#### About this task:
Below are records; work out how many of their lines hold the string "Dendronephthya" and give that number alone.

#### Extracted records:
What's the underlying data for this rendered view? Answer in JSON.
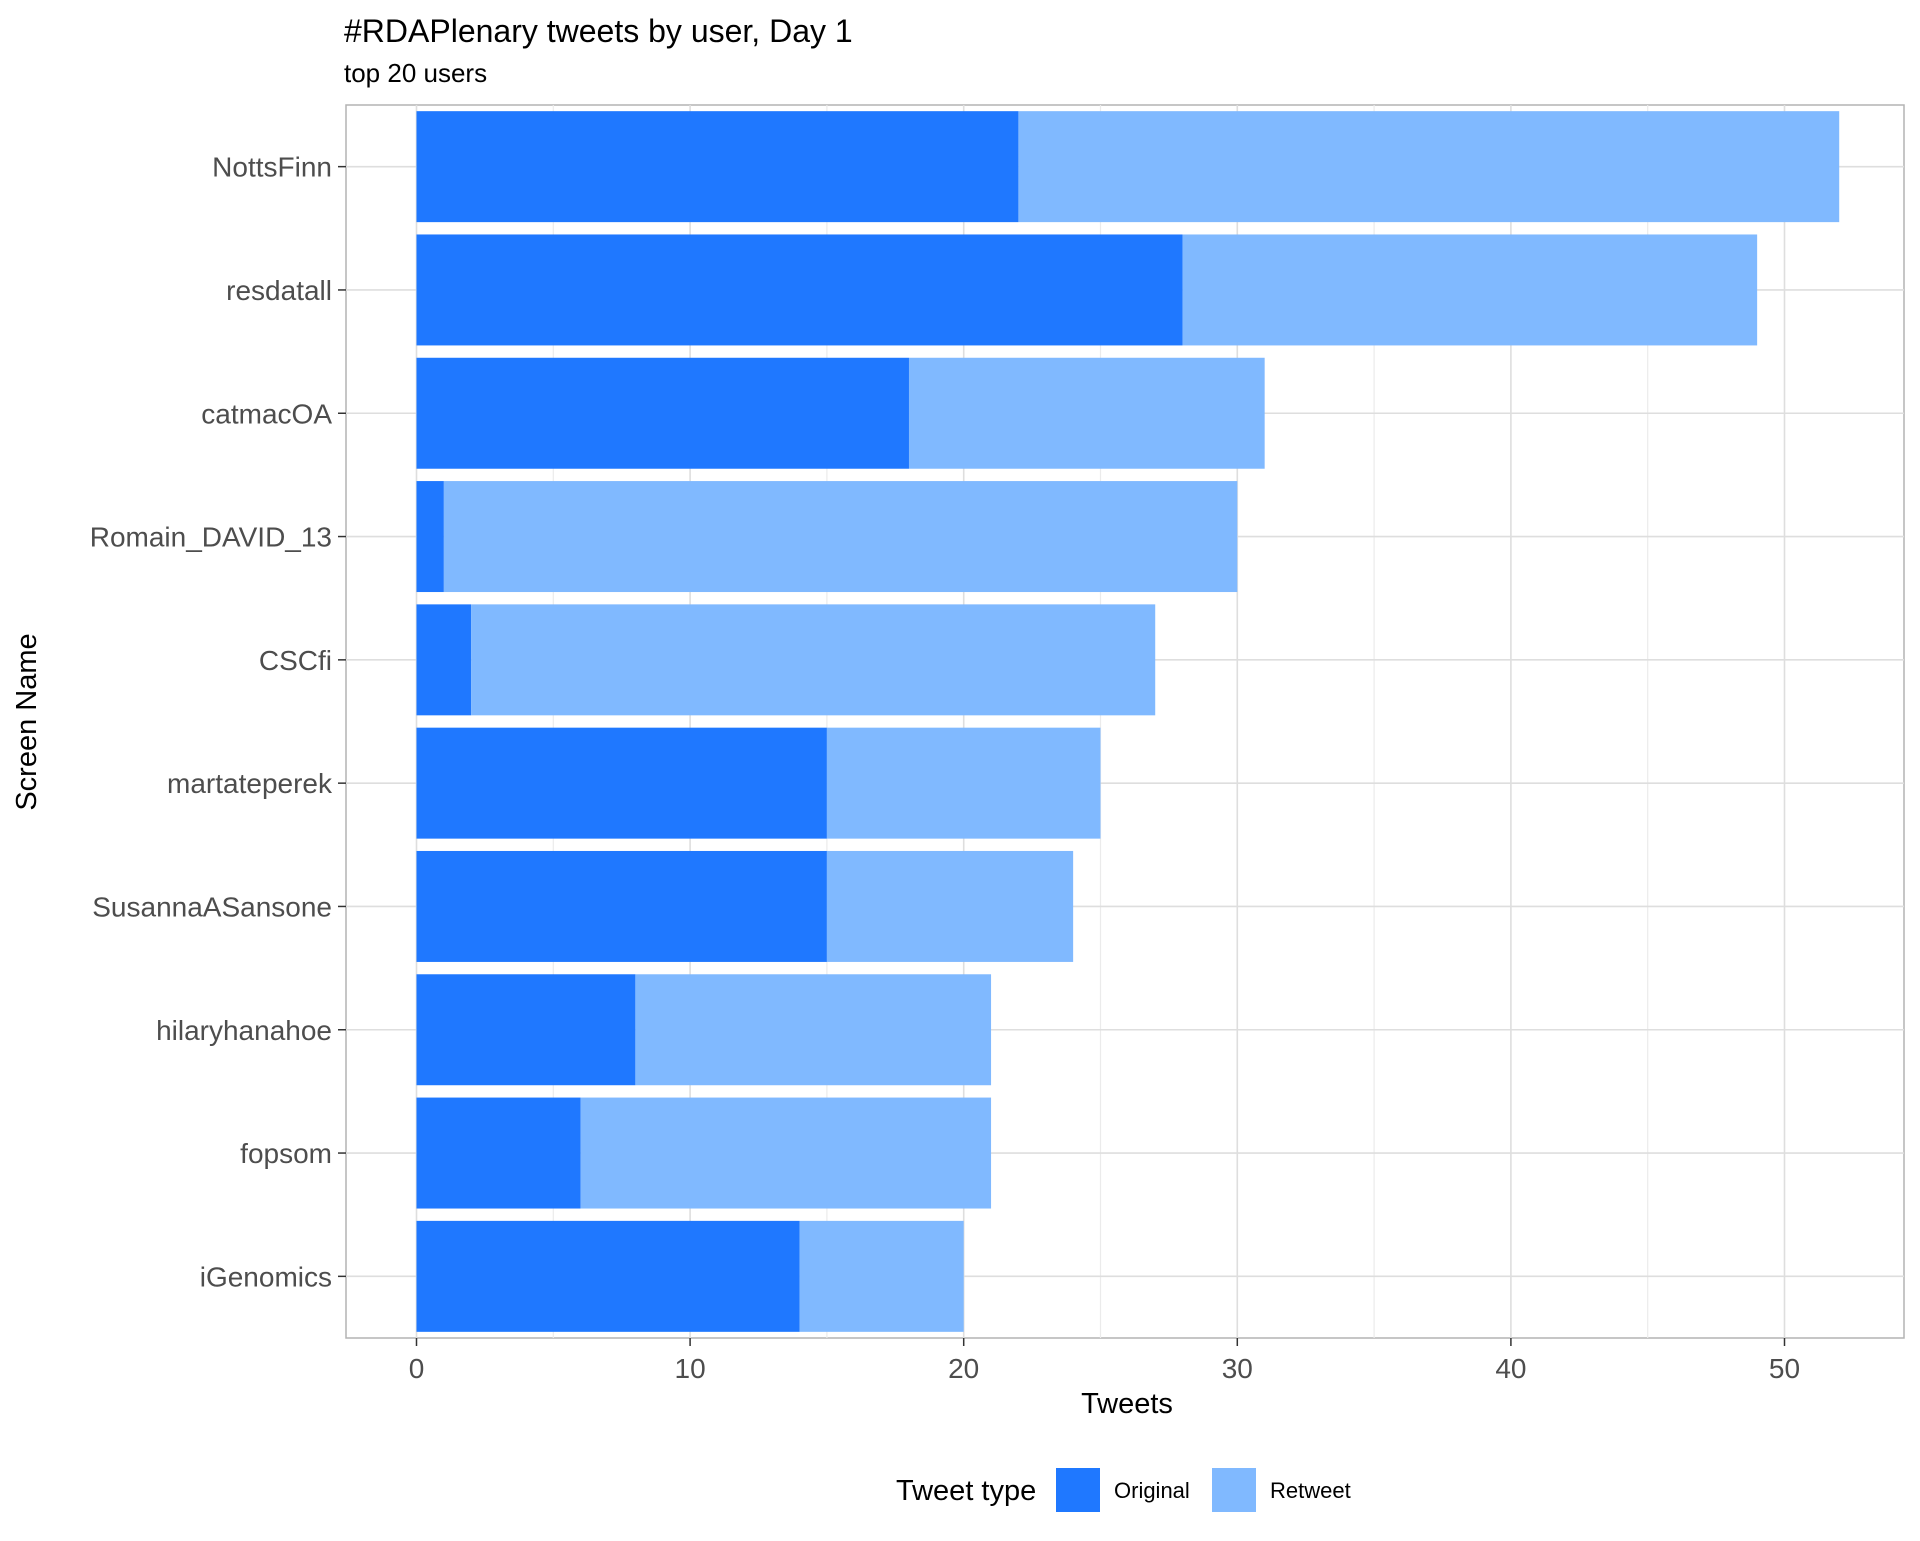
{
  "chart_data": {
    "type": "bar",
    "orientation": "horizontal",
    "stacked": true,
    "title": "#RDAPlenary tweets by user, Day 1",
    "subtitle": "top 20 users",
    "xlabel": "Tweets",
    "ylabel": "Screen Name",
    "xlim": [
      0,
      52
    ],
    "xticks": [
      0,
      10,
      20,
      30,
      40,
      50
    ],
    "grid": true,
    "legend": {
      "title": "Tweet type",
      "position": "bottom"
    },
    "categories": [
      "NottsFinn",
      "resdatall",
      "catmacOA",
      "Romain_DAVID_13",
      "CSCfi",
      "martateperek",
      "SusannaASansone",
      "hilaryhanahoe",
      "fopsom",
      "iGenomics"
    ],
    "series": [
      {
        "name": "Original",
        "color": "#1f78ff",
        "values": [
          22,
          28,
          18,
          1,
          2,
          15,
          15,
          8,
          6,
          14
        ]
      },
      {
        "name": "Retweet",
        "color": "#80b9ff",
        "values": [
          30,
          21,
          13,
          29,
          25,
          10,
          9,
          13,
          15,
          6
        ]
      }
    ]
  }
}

...

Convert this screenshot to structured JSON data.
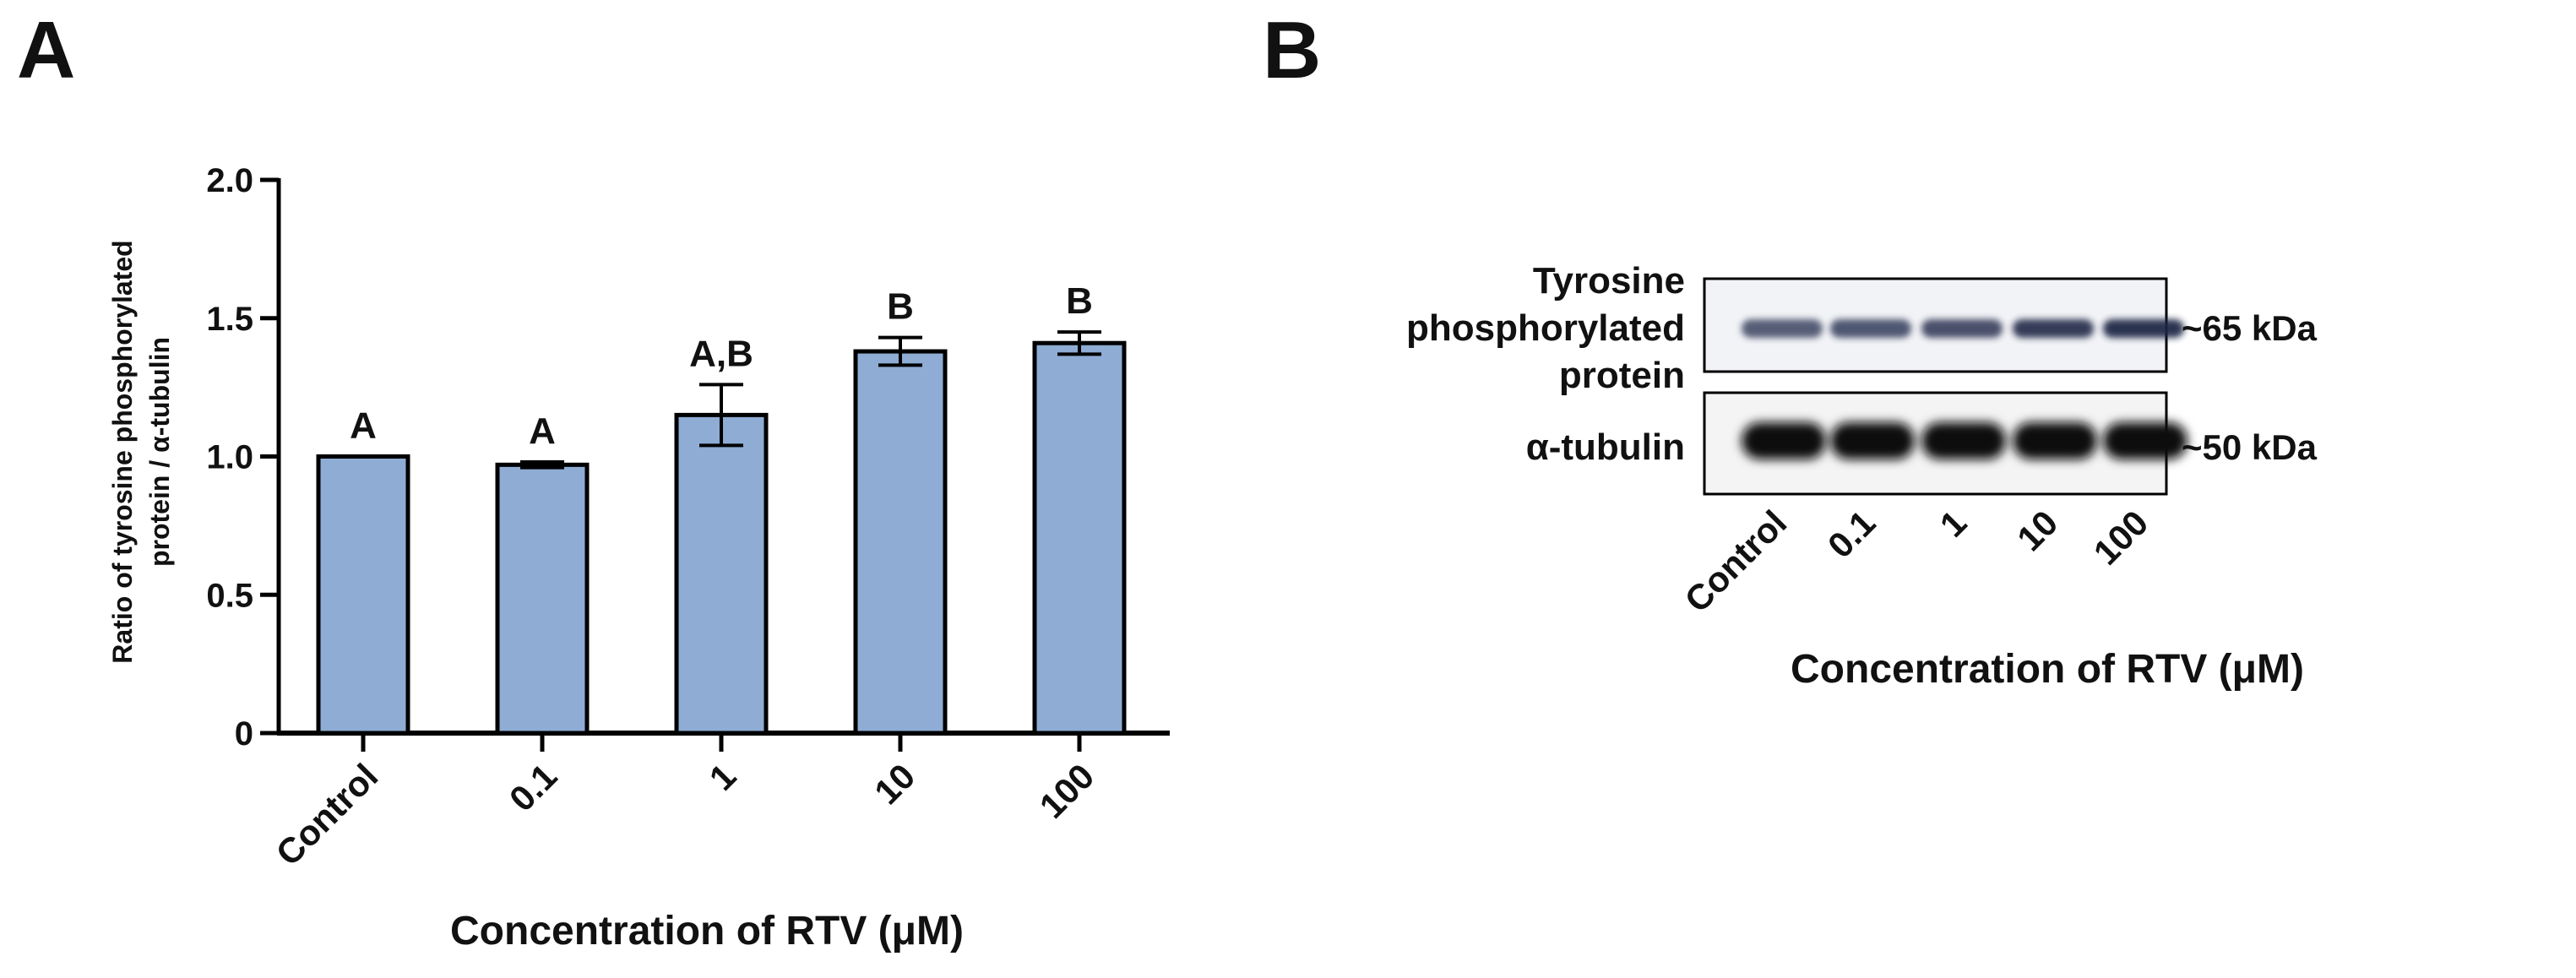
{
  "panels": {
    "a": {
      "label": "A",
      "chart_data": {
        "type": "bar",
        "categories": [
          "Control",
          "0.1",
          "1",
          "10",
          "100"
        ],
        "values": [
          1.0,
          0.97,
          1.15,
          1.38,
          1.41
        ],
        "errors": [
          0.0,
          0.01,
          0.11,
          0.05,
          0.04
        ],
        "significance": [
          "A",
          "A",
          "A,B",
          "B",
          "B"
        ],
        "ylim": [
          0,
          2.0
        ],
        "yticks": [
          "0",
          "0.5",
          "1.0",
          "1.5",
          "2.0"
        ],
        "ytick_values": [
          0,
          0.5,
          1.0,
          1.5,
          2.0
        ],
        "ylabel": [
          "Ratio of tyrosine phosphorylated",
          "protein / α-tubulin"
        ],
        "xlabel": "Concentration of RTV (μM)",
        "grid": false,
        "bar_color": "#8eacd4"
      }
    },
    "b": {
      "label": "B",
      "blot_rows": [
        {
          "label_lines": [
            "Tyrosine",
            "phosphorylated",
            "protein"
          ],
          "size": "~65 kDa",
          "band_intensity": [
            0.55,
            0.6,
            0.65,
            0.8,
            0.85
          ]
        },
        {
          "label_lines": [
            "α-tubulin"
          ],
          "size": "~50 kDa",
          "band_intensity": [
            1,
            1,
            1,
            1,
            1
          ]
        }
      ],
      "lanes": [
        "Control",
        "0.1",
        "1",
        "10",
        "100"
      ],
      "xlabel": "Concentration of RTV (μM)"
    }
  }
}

---

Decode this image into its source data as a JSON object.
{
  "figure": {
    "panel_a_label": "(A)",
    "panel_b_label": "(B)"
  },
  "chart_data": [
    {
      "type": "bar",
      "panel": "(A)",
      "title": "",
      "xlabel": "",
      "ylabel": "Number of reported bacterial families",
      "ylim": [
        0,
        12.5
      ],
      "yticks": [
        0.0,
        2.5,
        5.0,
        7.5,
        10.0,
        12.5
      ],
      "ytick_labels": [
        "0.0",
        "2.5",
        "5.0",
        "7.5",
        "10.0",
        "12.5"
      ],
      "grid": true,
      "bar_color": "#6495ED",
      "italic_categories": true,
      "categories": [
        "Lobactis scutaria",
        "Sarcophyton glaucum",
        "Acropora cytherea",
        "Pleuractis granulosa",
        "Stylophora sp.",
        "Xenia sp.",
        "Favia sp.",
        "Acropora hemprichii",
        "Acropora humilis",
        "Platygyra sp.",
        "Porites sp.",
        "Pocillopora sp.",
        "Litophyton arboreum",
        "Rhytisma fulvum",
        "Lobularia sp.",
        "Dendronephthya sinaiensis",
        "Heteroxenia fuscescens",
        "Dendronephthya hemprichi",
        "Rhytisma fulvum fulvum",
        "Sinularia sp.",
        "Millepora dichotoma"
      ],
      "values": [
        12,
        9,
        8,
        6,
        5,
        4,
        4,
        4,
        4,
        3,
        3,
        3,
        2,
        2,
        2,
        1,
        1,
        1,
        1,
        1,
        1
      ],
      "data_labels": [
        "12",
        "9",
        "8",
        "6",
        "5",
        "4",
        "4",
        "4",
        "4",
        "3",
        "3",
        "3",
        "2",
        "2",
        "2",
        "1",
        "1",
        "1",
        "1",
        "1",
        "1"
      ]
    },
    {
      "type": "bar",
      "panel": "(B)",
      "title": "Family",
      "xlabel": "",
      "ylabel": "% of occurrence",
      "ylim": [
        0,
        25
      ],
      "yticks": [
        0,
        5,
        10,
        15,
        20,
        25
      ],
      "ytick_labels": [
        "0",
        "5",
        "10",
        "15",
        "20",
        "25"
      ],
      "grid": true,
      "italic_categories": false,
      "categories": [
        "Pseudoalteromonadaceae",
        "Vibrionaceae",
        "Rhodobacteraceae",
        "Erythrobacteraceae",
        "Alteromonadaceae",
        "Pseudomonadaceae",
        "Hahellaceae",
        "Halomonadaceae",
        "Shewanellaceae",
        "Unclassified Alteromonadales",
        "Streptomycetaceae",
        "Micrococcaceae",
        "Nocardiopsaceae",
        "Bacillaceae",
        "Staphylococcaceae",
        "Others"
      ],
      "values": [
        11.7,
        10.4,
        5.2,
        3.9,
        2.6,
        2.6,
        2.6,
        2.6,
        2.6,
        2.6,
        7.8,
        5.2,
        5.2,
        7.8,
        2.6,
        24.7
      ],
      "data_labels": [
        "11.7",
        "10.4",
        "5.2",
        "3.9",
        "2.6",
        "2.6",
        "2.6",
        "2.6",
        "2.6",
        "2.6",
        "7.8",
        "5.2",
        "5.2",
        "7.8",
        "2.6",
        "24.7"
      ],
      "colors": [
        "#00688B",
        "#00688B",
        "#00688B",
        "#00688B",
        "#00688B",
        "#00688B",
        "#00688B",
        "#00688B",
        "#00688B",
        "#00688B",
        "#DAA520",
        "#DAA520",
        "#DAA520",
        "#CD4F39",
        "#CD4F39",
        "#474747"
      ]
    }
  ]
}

#### Response to the task:
2